Stored items:

━━━━━━━━━━━━━━━━

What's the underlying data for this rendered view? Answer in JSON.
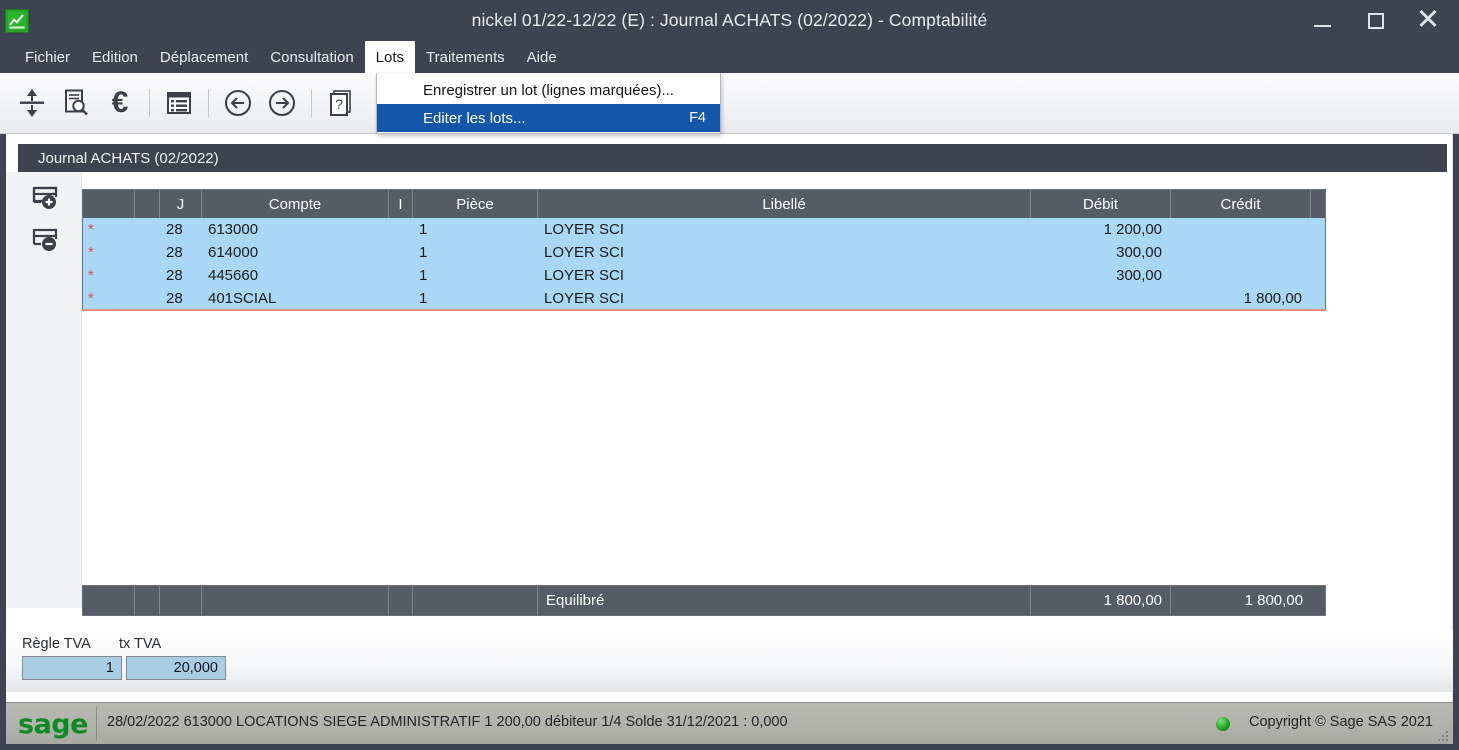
{
  "window": {
    "title": "nickel  01/22-12/22 (E) : Journal ACHATS (02/2022)  - Comptabilité",
    "app_icon": "chart-app-icon",
    "minimize_label": "–",
    "maximize_label": "□",
    "close_label": "✕"
  },
  "menubar": {
    "items": [
      {
        "label": "Fichier"
      },
      {
        "label": "Edition"
      },
      {
        "label": "Déplacement"
      },
      {
        "label": "Consultation"
      },
      {
        "label": "Lots"
      },
      {
        "label": "Traitements"
      },
      {
        "label": "Aide"
      }
    ],
    "open_index": 4
  },
  "dropdown": {
    "items": [
      {
        "label": "Enregistrer un lot (lignes marquées)...",
        "accel": "",
        "selected": false
      },
      {
        "label": "Editer les lots...",
        "accel": "F4",
        "selected": true
      }
    ]
  },
  "toolbar": {
    "buttons": [
      {
        "name": "split-lines-icon",
        "glyph": "split"
      },
      {
        "name": "document-search-icon",
        "glyph": "doc-search"
      },
      {
        "name": "euro-icon",
        "glyph": "€"
      },
      {
        "name": "separator",
        "glyph": "sep"
      },
      {
        "name": "list-view-icon",
        "glyph": "list"
      },
      {
        "name": "separator",
        "glyph": "sep"
      },
      {
        "name": "previous-arrow-icon",
        "glyph": "back"
      },
      {
        "name": "next-arrow-icon",
        "glyph": "forward"
      },
      {
        "name": "separator",
        "glyph": "sep"
      },
      {
        "name": "help-icon",
        "glyph": "help"
      }
    ]
  },
  "journal": {
    "caption": "Journal ACHATS (02/2022)"
  },
  "gutter": {
    "add_label": "insert-line",
    "delete_label": "delete-line"
  },
  "grid": {
    "columns": [
      {
        "key": "mark",
        "label": ""
      },
      {
        "key": "blank",
        "label": ""
      },
      {
        "key": "j",
        "label": "J"
      },
      {
        "key": "compte",
        "label": "Compte"
      },
      {
        "key": "i",
        "label": "I"
      },
      {
        "key": "piece",
        "label": "Pièce"
      },
      {
        "key": "lib",
        "label": "Libellé"
      },
      {
        "key": "deb",
        "label": "Débit"
      },
      {
        "key": "cred",
        "label": "Crédit"
      }
    ],
    "rows": [
      {
        "mark": "*",
        "blank": "",
        "j": "28",
        "compte": "613000",
        "i": "",
        "piece": "1",
        "lib": "LOYER SCI",
        "deb": "1 200,00",
        "cred": ""
      },
      {
        "mark": "*",
        "blank": "",
        "j": "28",
        "compte": "614000",
        "i": "",
        "piece": "1",
        "lib": "LOYER SCI",
        "deb": "300,00",
        "cred": ""
      },
      {
        "mark": "*",
        "blank": "",
        "j": "28",
        "compte": "445660",
        "i": "",
        "piece": "1",
        "lib": "LOYER SCI",
        "deb": "300,00",
        "cred": ""
      },
      {
        "mark": "*",
        "blank": "",
        "j": "28",
        "compte": "401SCIAL",
        "i": "",
        "piece": "1",
        "lib": "LOYER SCI",
        "deb": "",
        "cred": "1 800,00"
      }
    ],
    "total_row": {
      "mark": "",
      "blank": "",
      "j": "",
      "compte": "",
      "i": "",
      "piece": "",
      "lib": "Equilibré",
      "deb": "1 800,00",
      "cred": "1 800,00"
    }
  },
  "tva": {
    "regle_label": "Règle TVA",
    "regle_value": "1",
    "tx_label": "tx TVA",
    "tx_value": "20,000"
  },
  "statusbar": {
    "logo": "sage",
    "info": "28/02/2022 613000 LOCATIONS SIEGE ADMINISTRATIF   1 200,00 débiteur      1/4      Solde 31/12/2021 : 0,000",
    "copyright": "Copyright © Sage SAS 2021",
    "led": "status-led-green"
  },
  "colors": {
    "chrome": "#3d4350",
    "grid_header": "#545c66",
    "row_selected": "#a8d8f5",
    "menu_highlight": "#1456a8",
    "mark_red": "#d9534f",
    "sage_green": "#0f8a23"
  }
}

━━━━━━━━━━━━━━━━

◆ What to produce ◆
Leaving out the pictures, repeat the data above exactly.

◆ Reply to the task ◆
What's the underlying data for this rendered view? Answer in JSON.
{
  "window": {
    "title": "nickel  01/22-12/22 (E) : Journal ACHATS (02/2022)  - Comptabilité",
    "app_icon": "chart-app-icon",
    "minimize_label": "–",
    "maximize_label": "□",
    "close_label": "✕"
  },
  "menubar": {
    "items": [
      {
        "label": "Fichier"
      },
      {
        "label": "Edition"
      },
      {
        "label": "Déplacement"
      },
      {
        "label": "Consultation"
      },
      {
        "label": "Lots"
      },
      {
        "label": "Traitements"
      },
      {
        "label": "Aide"
      }
    ],
    "open_index": 4
  },
  "dropdown": {
    "items": [
      {
        "label": "Enregistrer un lot (lignes marquées)...",
        "accel": "",
        "selected": false
      },
      {
        "label": "Editer les lots...",
        "accel": "F4",
        "selected": true
      }
    ]
  },
  "toolbar": {
    "buttons": [
      {
        "name": "split-lines-icon",
        "glyph": "split"
      },
      {
        "name": "document-search-icon",
        "glyph": "doc-search"
      },
      {
        "name": "euro-icon",
        "glyph": "€"
      },
      {
        "name": "separator",
        "glyph": "sep"
      },
      {
        "name": "list-view-icon",
        "glyph": "list"
      },
      {
        "name": "separator",
        "glyph": "sep"
      },
      {
        "name": "previous-arrow-icon",
        "glyph": "back"
      },
      {
        "name": "next-arrow-icon",
        "glyph": "forward"
      },
      {
        "name": "separator",
        "glyph": "sep"
      },
      {
        "name": "help-icon",
        "glyph": "help"
      }
    ]
  },
  "journal": {
    "caption": "Journal ACHATS (02/2022)"
  },
  "gutter": {
    "add_label": "insert-line",
    "delete_label": "delete-line"
  },
  "grid": {
    "columns": [
      {
        "key": "mark",
        "label": ""
      },
      {
        "key": "blank",
        "label": ""
      },
      {
        "key": "j",
        "label": "J"
      },
      {
        "key": "compte",
        "label": "Compte"
      },
      {
        "key": "i",
        "label": "I"
      },
      {
        "key": "piece",
        "label": "Pièce"
      },
      {
        "key": "lib",
        "label": "Libellé"
      },
      {
        "key": "deb",
        "label": "Débit"
      },
      {
        "key": "cred",
        "label": "Crédit"
      }
    ],
    "rows": [
      {
        "mark": "*",
        "blank": "",
        "j": "28",
        "compte": "613000",
        "i": "",
        "piece": "1",
        "lib": "LOYER SCI",
        "deb": "1 200,00",
        "cred": ""
      },
      {
        "mark": "*",
        "blank": "",
        "j": "28",
        "compte": "614000",
        "i": "",
        "piece": "1",
        "lib": "LOYER SCI",
        "deb": "300,00",
        "cred": ""
      },
      {
        "mark": "*",
        "blank": "",
        "j": "28",
        "compte": "445660",
        "i": "",
        "piece": "1",
        "lib": "LOYER SCI",
        "deb": "300,00",
        "cred": ""
      },
      {
        "mark": "*",
        "blank": "",
        "j": "28",
        "compte": "401SCIAL",
        "i": "",
        "piece": "1",
        "lib": "LOYER SCI",
        "deb": "",
        "cred": "1 800,00"
      }
    ],
    "total_row": {
      "mark": "",
      "blank": "",
      "j": "",
      "compte": "",
      "i": "",
      "piece": "",
      "lib": "Equilibré",
      "deb": "1 800,00",
      "cred": "1 800,00"
    }
  },
  "tva": {
    "regle_label": "Règle TVA",
    "regle_value": "1",
    "tx_label": "tx TVA",
    "tx_value": "20,000"
  },
  "statusbar": {
    "logo": "sage",
    "info": "28/02/2022 613000 LOCATIONS SIEGE ADMINISTRATIF   1 200,00 débiteur      1/4      Solde 31/12/2021 : 0,000",
    "copyright": "Copyright © Sage SAS 2021",
    "led": "status-led-green"
  },
  "colors": {
    "chrome": "#3d4350",
    "grid_header": "#545c66",
    "row_selected": "#a8d8f5",
    "menu_highlight": "#1456a8",
    "mark_red": "#d9534f",
    "sage_green": "#0f8a23"
  }
}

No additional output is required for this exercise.